Exercise task: Output the entries word for word. Omit images.

--*--

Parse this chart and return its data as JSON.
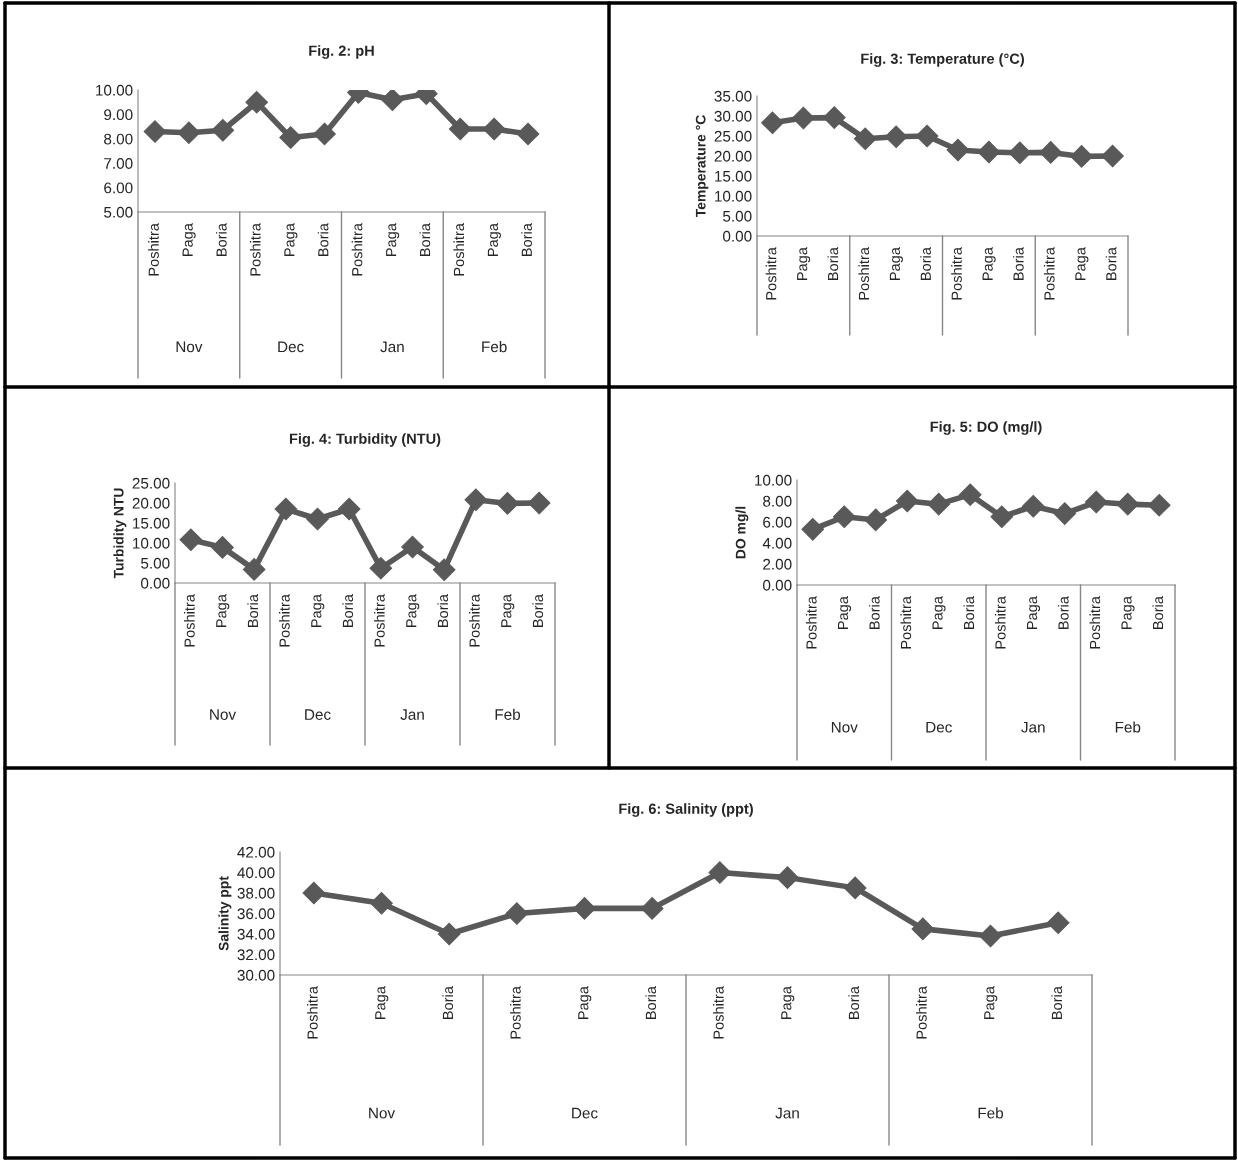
{
  "chart_data": [
    {
      "type": "line",
      "title": "Fig. 2: pH",
      "categories": [
        "Poshitra",
        "Paga",
        "Boria",
        "Poshitra",
        "Paga",
        "Boria",
        "Poshitra",
        "Paga",
        "Boria",
        "Poshitra",
        "Paga",
        "Boria"
      ],
      "annotations": [
        "Nov",
        "Dec",
        "Jan",
        "Feb"
      ],
      "series": [
        {
          "color": "#595959",
          "values": [
            8.3,
            8.25,
            8.35,
            9.5,
            8.05,
            8.2,
            9.9,
            9.6,
            9.85,
            8.4,
            8.4,
            8.2
          ]
        }
      ],
      "ylim": [
        5,
        10
      ],
      "yticks": [
        {
          "value": 5,
          "label": "5.00"
        },
        {
          "value": 6,
          "label": "6.00"
        },
        {
          "value": 7,
          "label": "7.00"
        },
        {
          "value": 8,
          "label": "8.00"
        },
        {
          "value": 9,
          "label": "9.00"
        },
        {
          "value": 10,
          "label": "10.00"
        }
      ],
      "marker": "diamond",
      "line_style": "solid",
      "grid": false,
      "legend": false
    },
    {
      "type": "line",
      "title": "Fig. 3: Temperature (°C)",
      "ylabel": "Temperature °C",
      "categories": [
        "Poshitra",
        "Paga",
        "Boria",
        "Poshitra",
        "Paga",
        "Boria",
        "Poshitra",
        "Paga",
        "Boria",
        "Poshitra",
        "Paga",
        "Boria"
      ],
      "series": [
        {
          "color": "#595959",
          "values": [
            28.3,
            29.5,
            29.6,
            24.3,
            24.8,
            25.0,
            21.5,
            21.0,
            20.8,
            20.9,
            19.9,
            20.0
          ]
        }
      ],
      "ylim": [
        0,
        35
      ],
      "yticks": [
        {
          "value": 0,
          "label": "0.00"
        },
        {
          "value": 5,
          "label": "5.00"
        },
        {
          "value": 10,
          "label": "10.00"
        },
        {
          "value": 15,
          "label": "15.00"
        },
        {
          "value": 20,
          "label": "20.00"
        },
        {
          "value": 25,
          "label": "25.00"
        },
        {
          "value": 30,
          "label": "30.00"
        },
        {
          "value": 35,
          "label": "35.00"
        }
      ],
      "marker": "diamond",
      "line_style": "solid",
      "grid": false,
      "legend": false
    },
    {
      "type": "line",
      "title": "Fig. 4: Turbidity (NTU)",
      "ylabel": "Turbidity NTU",
      "categories": [
        "Poshitra",
        "Paga",
        "Boria",
        "Poshitra",
        "Paga",
        "Boria",
        "Poshitra",
        "Paga",
        "Boria",
        "Poshitra",
        "Paga",
        "Boria"
      ],
      "annotations": [
        "Nov",
        "Dec",
        "Jan",
        "Feb"
      ],
      "series": [
        {
          "color": "#595959",
          "values": [
            10.8,
            8.9,
            3.4,
            18.5,
            16.0,
            18.5,
            3.7,
            9.0,
            3.3,
            20.8,
            19.9,
            20.0
          ]
        }
      ],
      "ylim": [
        0,
        25
      ],
      "yticks": [
        {
          "value": 0,
          "label": "0.00"
        },
        {
          "value": 5,
          "label": "5.00"
        },
        {
          "value": 10,
          "label": "10.00"
        },
        {
          "value": 15,
          "label": "15.00"
        },
        {
          "value": 20,
          "label": "20.00"
        },
        {
          "value": 25,
          "label": "25.00"
        }
      ],
      "marker": "diamond",
      "line_style": "solid",
      "grid": false,
      "legend": false
    },
    {
      "type": "line",
      "title": "Fig. 5: DO (mg/l)",
      "ylabel": "DO mg/l",
      "categories": [
        "Poshitra",
        "Paga",
        "Boria",
        "Poshitra",
        "Paga",
        "Boria",
        "Poshitra",
        "Paga",
        "Boria",
        "Poshitra",
        "Paga",
        "Boria"
      ],
      "annotations": [
        "Nov",
        "Dec",
        "Jan",
        "Feb"
      ],
      "series": [
        {
          "color": "#595959",
          "values": [
            5.3,
            6.5,
            6.2,
            8.0,
            7.7,
            8.6,
            6.5,
            7.5,
            6.8,
            7.9,
            7.7,
            7.6
          ]
        }
      ],
      "ylim": [
        0,
        10
      ],
      "yticks": [
        {
          "value": 0,
          "label": "0.00"
        },
        {
          "value": 2,
          "label": "2.00"
        },
        {
          "value": 4,
          "label": "4.00"
        },
        {
          "value": 6,
          "label": "6.00"
        },
        {
          "value": 8,
          "label": "8.00"
        },
        {
          "value": 10,
          "label": "10.00"
        }
      ],
      "marker": "diamond",
      "line_style": "solid",
      "grid": false,
      "legend": false
    },
    {
      "type": "line",
      "title": "Fig. 6: Salinity (ppt)",
      "ylabel": "Salinity ppt",
      "categories": [
        "Poshitra",
        "Paga",
        "Boria",
        "Poshitra",
        "Paga",
        "Boria",
        "Poshitra",
        "Paga",
        "Boria",
        "Poshitra",
        "Paga",
        "Boria"
      ],
      "annotations": [
        "Nov",
        "Dec",
        "Jan",
        "Feb"
      ],
      "series": [
        {
          "color": "#595959",
          "values": [
            38.0,
            37.0,
            34.0,
            36.0,
            36.5,
            36.5,
            40.0,
            39.5,
            38.5,
            34.5,
            33.8,
            35.1
          ]
        }
      ],
      "ylim": [
        30,
        42
      ],
      "yticks": [
        {
          "value": 30,
          "label": "30.00"
        },
        {
          "value": 32,
          "label": "32.00"
        },
        {
          "value": 34,
          "label": "34.00"
        },
        {
          "value": 36,
          "label": "36.00"
        },
        {
          "value": 38,
          "label": "38.00"
        },
        {
          "value": 40,
          "label": "40.00"
        },
        {
          "value": 42,
          "label": "42.00"
        }
      ],
      "marker": "diamond",
      "line_style": "solid",
      "grid": false,
      "legend": false
    }
  ]
}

--*--

Result of this task:
Parse this chart and return its data as JSON.
{
  "chart_data": [
    {
      "type": "line",
      "title": "Fig. 2: pH",
      "categories": [
        "Poshitra",
        "Paga",
        "Boria",
        "Poshitra",
        "Paga",
        "Boria",
        "Poshitra",
        "Paga",
        "Boria",
        "Poshitra",
        "Paga",
        "Boria"
      ],
      "annotations": [
        "Nov",
        "Dec",
        "Jan",
        "Feb"
      ],
      "series": [
        {
          "color": "#595959",
          "values": [
            8.3,
            8.25,
            8.35,
            9.5,
            8.05,
            8.2,
            9.9,
            9.6,
            9.85,
            8.4,
            8.4,
            8.2
          ]
        }
      ],
      "ylim": [
        5,
        10
      ],
      "yticks": [
        {
          "value": 5,
          "label": "5.00"
        },
        {
          "value": 6,
          "label": "6.00"
        },
        {
          "value": 7,
          "label": "7.00"
        },
        {
          "value": 8,
          "label": "8.00"
        },
        {
          "value": 9,
          "label": "9.00"
        },
        {
          "value": 10,
          "label": "10.00"
        }
      ],
      "marker": "diamond",
      "line_style": "solid",
      "grid": false,
      "legend": false
    },
    {
      "type": "line",
      "title": "Fig. 3: Temperature (°C)",
      "ylabel": "Temperature °C",
      "categories": [
        "Poshitra",
        "Paga",
        "Boria",
        "Poshitra",
        "Paga",
        "Boria",
        "Poshitra",
        "Paga",
        "Boria",
        "Poshitra",
        "Paga",
        "Boria"
      ],
      "series": [
        {
          "color": "#595959",
          "values": [
            28.3,
            29.5,
            29.6,
            24.3,
            24.8,
            25.0,
            21.5,
            21.0,
            20.8,
            20.9,
            19.9,
            20.0
          ]
        }
      ],
      "ylim": [
        0,
        35
      ],
      "yticks": [
        {
          "value": 0,
          "label": "0.00"
        },
        {
          "value": 5,
          "label": "5.00"
        },
        {
          "value": 10,
          "label": "10.00"
        },
        {
          "value": 15,
          "label": "15.00"
        },
        {
          "value": 20,
          "label": "20.00"
        },
        {
          "value": 25,
          "label": "25.00"
        },
        {
          "value": 30,
          "label": "30.00"
        },
        {
          "value": 35,
          "label": "35.00"
        }
      ],
      "marker": "diamond",
      "line_style": "solid",
      "grid": false,
      "legend": false
    },
    {
      "type": "line",
      "title": "Fig. 4: Turbidity (NTU)",
      "ylabel": "Turbidity NTU",
      "categories": [
        "Poshitra",
        "Paga",
        "Boria",
        "Poshitra",
        "Paga",
        "Boria",
        "Poshitra",
        "Paga",
        "Boria",
        "Poshitra",
        "Paga",
        "Boria"
      ],
      "annotations": [
        "Nov",
        "Dec",
        "Jan",
        "Feb"
      ],
      "series": [
        {
          "color": "#595959",
          "values": [
            10.8,
            8.9,
            3.4,
            18.5,
            16.0,
            18.5,
            3.7,
            9.0,
            3.3,
            20.8,
            19.9,
            20.0
          ]
        }
      ],
      "ylim": [
        0,
        25
      ],
      "yticks": [
        {
          "value": 0,
          "label": "0.00"
        },
        {
          "value": 5,
          "label": "5.00"
        },
        {
          "value": 10,
          "label": "10.00"
        },
        {
          "value": 15,
          "label": "15.00"
        },
        {
          "value": 20,
          "label": "20.00"
        },
        {
          "value": 25,
          "label": "25.00"
        }
      ],
      "marker": "diamond",
      "line_style": "solid",
      "grid": false,
      "legend": false
    },
    {
      "type": "line",
      "title": "Fig. 5: DO (mg/l)",
      "ylabel": "DO mg/l",
      "categories": [
        "Poshitra",
        "Paga",
        "Boria",
        "Poshitra",
        "Paga",
        "Boria",
        "Poshitra",
        "Paga",
        "Boria",
        "Poshitra",
        "Paga",
        "Boria"
      ],
      "annotations": [
        "Nov",
        "Dec",
        "Jan",
        "Feb"
      ],
      "series": [
        {
          "color": "#595959",
          "values": [
            5.3,
            6.5,
            6.2,
            8.0,
            7.7,
            8.6,
            6.5,
            7.5,
            6.8,
            7.9,
            7.7,
            7.6
          ]
        }
      ],
      "ylim": [
        0,
        10
      ],
      "yticks": [
        {
          "value": 0,
          "label": "0.00"
        },
        {
          "value": 2,
          "label": "2.00"
        },
        {
          "value": 4,
          "label": "4.00"
        },
        {
          "value": 6,
          "label": "6.00"
        },
        {
          "value": 8,
          "label": "8.00"
        },
        {
          "value": 10,
          "label": "10.00"
        }
      ],
      "marker": "diamond",
      "line_style": "solid",
      "grid": false,
      "legend": false
    },
    {
      "type": "line",
      "title": "Fig. 6: Salinity (ppt)",
      "ylabel": "Salinity ppt",
      "categories": [
        "Poshitra",
        "Paga",
        "Boria",
        "Poshitra",
        "Paga",
        "Boria",
        "Poshitra",
        "Paga",
        "Boria",
        "Poshitra",
        "Paga",
        "Boria"
      ],
      "annotations": [
        "Nov",
        "Dec",
        "Jan",
        "Feb"
      ],
      "series": [
        {
          "color": "#595959",
          "values": [
            38.0,
            37.0,
            34.0,
            36.0,
            36.5,
            36.5,
            40.0,
            39.5,
            38.5,
            34.5,
            33.8,
            35.1
          ]
        }
      ],
      "ylim": [
        30,
        42
      ],
      "yticks": [
        {
          "value": 30,
          "label": "30.00"
        },
        {
          "value": 32,
          "label": "32.00"
        },
        {
          "value": 34,
          "label": "34.00"
        },
        {
          "value": 36,
          "label": "36.00"
        },
        {
          "value": 38,
          "label": "38.00"
        },
        {
          "value": 40,
          "label": "40.00"
        },
        {
          "value": 42,
          "label": "42.00"
        }
      ],
      "marker": "diamond",
      "line_style": "solid",
      "grid": false,
      "legend": false
    }
  ]
}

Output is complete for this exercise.